Dataset items:
══════════

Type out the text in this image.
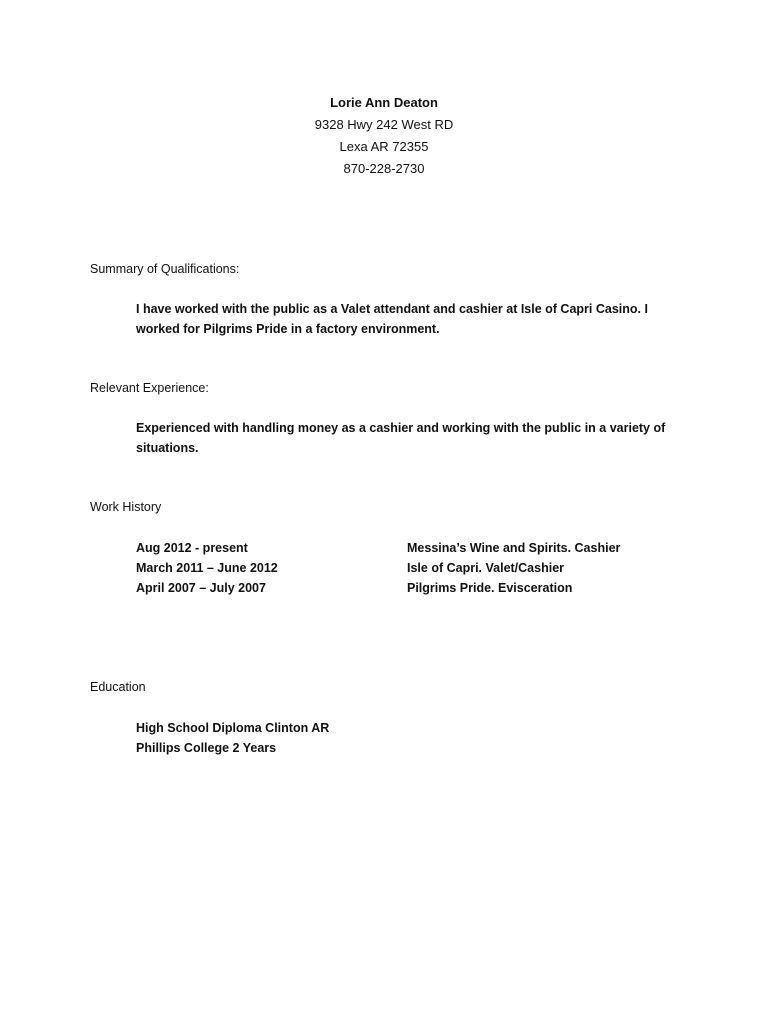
Lorie Ann Deaton
9328 Hwy 242 West RD
Lexa AR 72355
870-228-2730
Summary of Qualifications:
I have worked with the public as a Valet attendant and cashier at Isle of Capri Casino. I worked for Pilgrims Pride in a factory environment.
Relevant Experience:
Experienced with handling money as a cashier and working with the public in a variety of situations.
Work History
Aug 2012 - present	Messina’s Wine and Spirits. Cashier
March 2011 – June 2012	Isle of Capri. Valet/Cashier
April 2007 – July 2007	Pilgrims Pride. Evisceration
Education
High School Diploma Clinton AR
Phillips College 2 Years
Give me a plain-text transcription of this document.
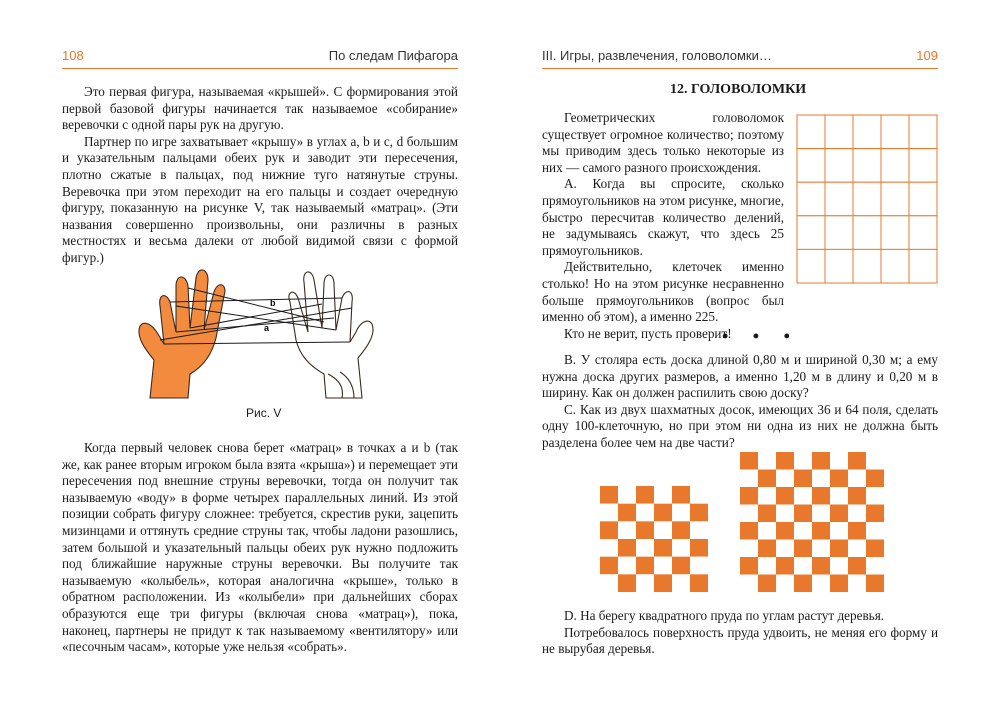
108	По следам Пифагора

Это первая фигура, называемая «крышей». С формирования этой первой базовой фигуры начинается так называемое «собирание» веревочки с одной пары рук на другую.

Партнер по игре захватывает «крышу» в углах a, b и c, d большим и указательным пальцами обеих рук и заводит эти пересечения, плотно сжатые в пальцах, под нижние туго натянутые струны. Веревочка при этом переходит на его пальцы и создает очередную фигуру, показанную на рисунке V, так называемый «матрац». (Эти названия совершенно произвольны, они различны в разных местностях и весьма далеки от любой видимой связи с формой фигур.)

b
a
Рис. V

Когда первый человек снова берет «матрац» в точках a и b (так же, как ранее вторым игроком была взята «крыша») и перемещает эти пересечения под внешние струны веревочки, тогда он получит так называемую «воду» в форме четырех параллельных линий. Из этой позиции собрать фигуру сложнее: требуется, скрестив руки, зацепить мизинцами и оттянуть средние струны так, чтобы ладони разошлись, затем большой и указательный пальцы обеих рук нужно подложить под ближайшие наружные струны веревочки. Вы получите так называемую «колыбель», которая аналогична «крыше», только в обратном расположении. Из «колыбели» при дальнейших сборах образуются еще три фигуры (включая снова «матрац»), пока, наконец, партнеры не придут к так называемому «вентилятору» или «песочным часам», которые уже нельзя «собрать».

III. Игры, развлечения, головоломки…	109
12. ГОЛОВОЛОМКИ

Геометрических головоломок существует огромное количество; поэтому мы приводим здесь только некоторые из них — самого разного происхождения.

A. Когда вы спросите, сколько прямоугольников на этом рисунке, многие, быстро пересчитав количество делений, не задумываясь скажут, что здесь 25 прямоугольников.

Действительно, клеточек именно столько! Но на этом рисунке несравненно больше прямоугольников (вопрос был именно об этом), а именно 225.

Кто не верит, пусть проверит!

• • •

B. У столяра есть доска длиной 0,80 м и шириной 0,30 м; а ему нужна доска других размеров, а именно 1,20 м в длину и 0,20 м в ширину. Как он должен распилить свою доску?

C. Как из двух шахматных досок, имеющих 36 и 64 поля, сделать одну 100-клеточную, но при этом ни одна из них не должна быть разделена более чем на две части?

D. На берегу квадратного пруда по углам растут деревья.

Потребовалось поверхность пруда удвоить, не меняя его форму и не вырубая деревья.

══════════

▶ DIRECTIONS FOR THIS TASK
Print each line of the material above exactly, with the pictures removed from your copy.

▶ SOLUTION FOR THIS PROBLEM
Type out the text in this image.
Lorie Ann Deaton
9328 Hwy 242 West RD
Lexa AR 72355
870-228-2730
Summary of Qualifications:
I have worked with the public as a Valet attendant and cashier at Isle of Capri Casino. I worked for Pilgrims Pride in a factory environment.
Relevant Experience:
Experienced with handling money as a cashier and working with the public in a variety of situations.
Work History
Aug 2012 - present	Messina’s Wine and Spirits. Cashier
March 2011 – June 2012	Isle of Capri. Valet/Cashier
April 2007 – July 2007	Pilgrims Pride. Evisceration
Education
High School Diploma Clinton AR
Phillips College 2 Years
Give me a plain-text transcription of this document.
108	По следам Пифагора

Это первая фигура, называемая «крышей». С формирования этой первой базовой фигуры начинается так называемое «собирание» веревочки с одной пары рук на другую.

Партнер по игре захватывает «крышу» в углах a, b и c, d большим и указательным пальцами обеих рук и заводит эти пересечения, плотно сжатые в пальцах, под нижние туго натянутые струны. Веревочка при этом переходит на его пальцы и создает очередную фигуру, показанную на рисунке V, так называемый «матрац». (Эти названия совершенно произвольны, они различны в разных местностях и весьма далеки от любой видимой связи с формой фигур.)

b
a
Рис. V

Когда первый человек снова берет «матрац» в точках a и b (так же, как ранее вторым игроком была взята «крыша») и перемещает эти пересечения под внешние струны веревочки, тогда он получит так называемую «воду» в форме четырех параллельных линий. Из этой позиции собрать фигуру сложнее: требуется, скрестив руки, зацепить мизинцами и оттянуть средние струны так, чтобы ладони разошлись, затем большой и указательный пальцы обеих рук нужно подложить под ближайшие наружные струны веревочки. Вы получите так называемую «колыбель», которая аналогична «крыше», только в обратном расположении. Из «колыбели» при дальнейших сборах образуются еще три фигуры (включая снова «матрац»), пока, наконец, партнеры не придут к так называемому «вентилятору» или «песочным часам», которые уже нельзя «собрать».

III. Игры, развлечения, головоломки…	109
12. ГОЛОВОЛОМКИ

Геометрических головоломок существует огромное количество; поэтому мы приводим здесь только некоторые из них — самого разного происхождения.

A. Когда вы спросите, сколько прямоугольников на этом рисунке, многие, быстро пересчитав количество делений, не задумываясь скажут, что здесь 25 прямоугольников.

Действительно, клеточек именно столько! Но на этом рисунке несравненно больше прямоугольников (вопрос был именно об этом), а именно 225.

Кто не верит, пусть проверит!

• • •

B. У столяра есть доска длиной 0,80 м и шириной 0,30 м; а ему нужна доска других размеров, а именно 1,20 м в длину и 0,20 м в ширину. Как он должен распилить свою доску?

C. Как из двух шахматных досок, имеющих 36 и 64 поля, сделать одну 100-клеточную, но при этом ни одна из них не должна быть разделена более чем на две части?

D. На берегу квадратного пруда по углам растут деревья.

Потребовалось поверхность пруда удвоить, не меняя его форму и не вырубая деревья.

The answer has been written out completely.